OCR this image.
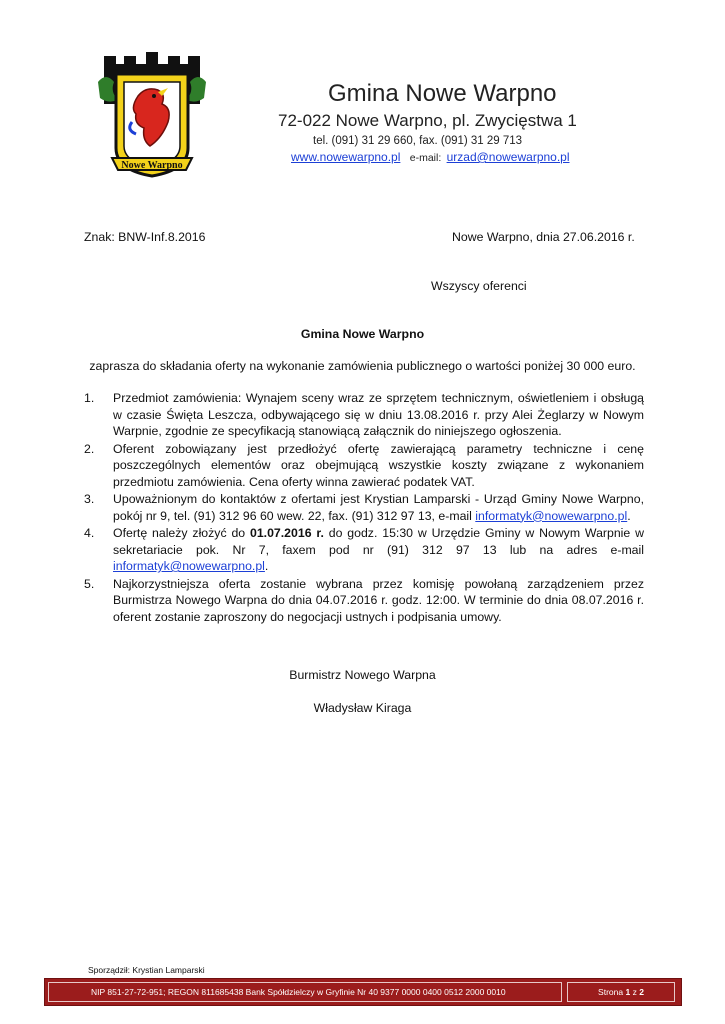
Nowe Warpno
Gmina Nowe Warpno
72-022 Nowe Warpno, pl. Zwycięstwa 1
tel. (091) 31 29 660, fax. (091) 31 29 713
www.nowewarpno.pl e-mail: urzad@nowewarpno.pl
Znak: BNW-Inf.8.2016	Nowe Warpno, dnia 27.06.2016 r.
Wszyscy oferenci
Gmina Nowe Warpno
zaprasza do składania oferty na wykonanie zamówienia publicznego o wartości poniżej 30 000 euro.
1.	Przedmiot zamówienia: Wynajem sceny wraz ze sprzętem technicznym, oświetleniem i obsługą w czasie Święta Leszcza, odbywającego się w dniu 13.08.2016 r. przy Alei Żeglarzy w Nowym Warpnie, zgodnie ze specyfikacją stanowiącą załącznik do niniejszego ogłoszenia.
2.	Oferent zobowiązany jest przedłożyć ofertę zawierającą parametry techniczne i cenę poszczególnych elementów oraz obejmującą wszystkie koszty związane z wykonaniem przedmiotu zamówienia. Cena oferty winna zawierać podatek VAT.
3.	Upoważnionym do kontaktów z ofertami jest Krystian Lamparski - Urząd Gminy Nowe Warpno, pokój nr 9, tel. (91) 312 96 60 wew. 22, fax. (91) 312 97 13, e-mail informatyk@nowewarpno.pl.
4.	Ofertę należy złożyć do 01.07.2016 r. do godz. 15:30 w Urzędzie Gminy w Nowym Warpnie w sekretariacie pok. Nr 7, faxem pod nr (91) 312 97 13 lub na adres e-mail informatyk@nowewarpno.pl.
5.	Najkorzystniejsza oferta zostanie wybrana przez komisję powołaną zarządzeniem przez Burmistrza Nowego Warpna do dnia 04.07.2016 r. godz. 12:00. W terminie do dnia 08.07.2016 r. oferent zostanie zaproszony do negocjacji ustnych i podpisania umowy.
Burmistrz Nowego Warpna
Władysław Kiraga
Sporządził: Krystian Lamparski
NIP 851-27-72-951; REGON 811685438 Bank Spółdzielczy w Gryfinie Nr 40 9377 0000 0400 0512 2000 0010	Strona 1 z 2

§ **Problem details**
Do not copy the pictures, but repeat every line exactly.

§ **Solution to this task**
OCR this image.
Nowe Warpno
Gmina Nowe Warpno
72-022 Nowe Warpno, pl. Zwycięstwa 1
tel. (091) 31 29 660, fax. (091) 31 29 713
www.nowewarpno.pl e-mail: urzad@nowewarpno.pl
Znak: BNW-Inf.8.2016	Nowe Warpno, dnia 27.06.2016 r.
Wszyscy oferenci
Gmina Nowe Warpno
zaprasza do składania oferty na wykonanie zamówienia publicznego o wartości poniżej 30 000 euro.
1.	Przedmiot zamówienia: Wynajem sceny wraz ze sprzętem technicznym, oświetleniem i obsługą w czasie Święta Leszcza, odbywającego się w dniu 13.08.2016 r. przy Alei Żeglarzy w Nowym Warpnie, zgodnie ze specyfikacją stanowiącą załącznik do niniejszego ogłoszenia.
2.	Oferent zobowiązany jest przedłożyć ofertę zawierającą parametry techniczne i cenę poszczególnych elementów oraz obejmującą wszystkie koszty związane z wykonaniem przedmiotu zamówienia. Cena oferty winna zawierać podatek VAT.
3.	Upoważnionym do kontaktów z ofertami jest Krystian Lamparski - Urząd Gminy Nowe Warpno, pokój nr 9, tel. (91) 312 96 60 wew. 22, fax. (91) 312 97 13, e-mail informatyk@nowewarpno.pl.
4.	Ofertę należy złożyć do 01.07.2016 r. do godz. 15:30 w Urzędzie Gminy w Nowym Warpnie w sekretariacie pok. Nr 7, faxem pod nr (91) 312 97 13 lub na adres e-mail informatyk@nowewarpno.pl.
5.	Najkorzystniejsza oferta zostanie wybrana przez komisję powołaną zarządzeniem przez Burmistrza Nowego Warpna do dnia 04.07.2016 r. godz. 12:00. W terminie do dnia 08.07.2016 r. oferent zostanie zaproszony do negocjacji ustnych i podpisania umowy.
Burmistrz Nowego Warpna
Władysław Kiraga
Sporządził: Krystian Lamparski
NIP 851-27-72-951; REGON 811685438 Bank Spółdzielczy w Gryfinie Nr 40 9377 0000 0400 0512 2000 0010	Strona 1 z 2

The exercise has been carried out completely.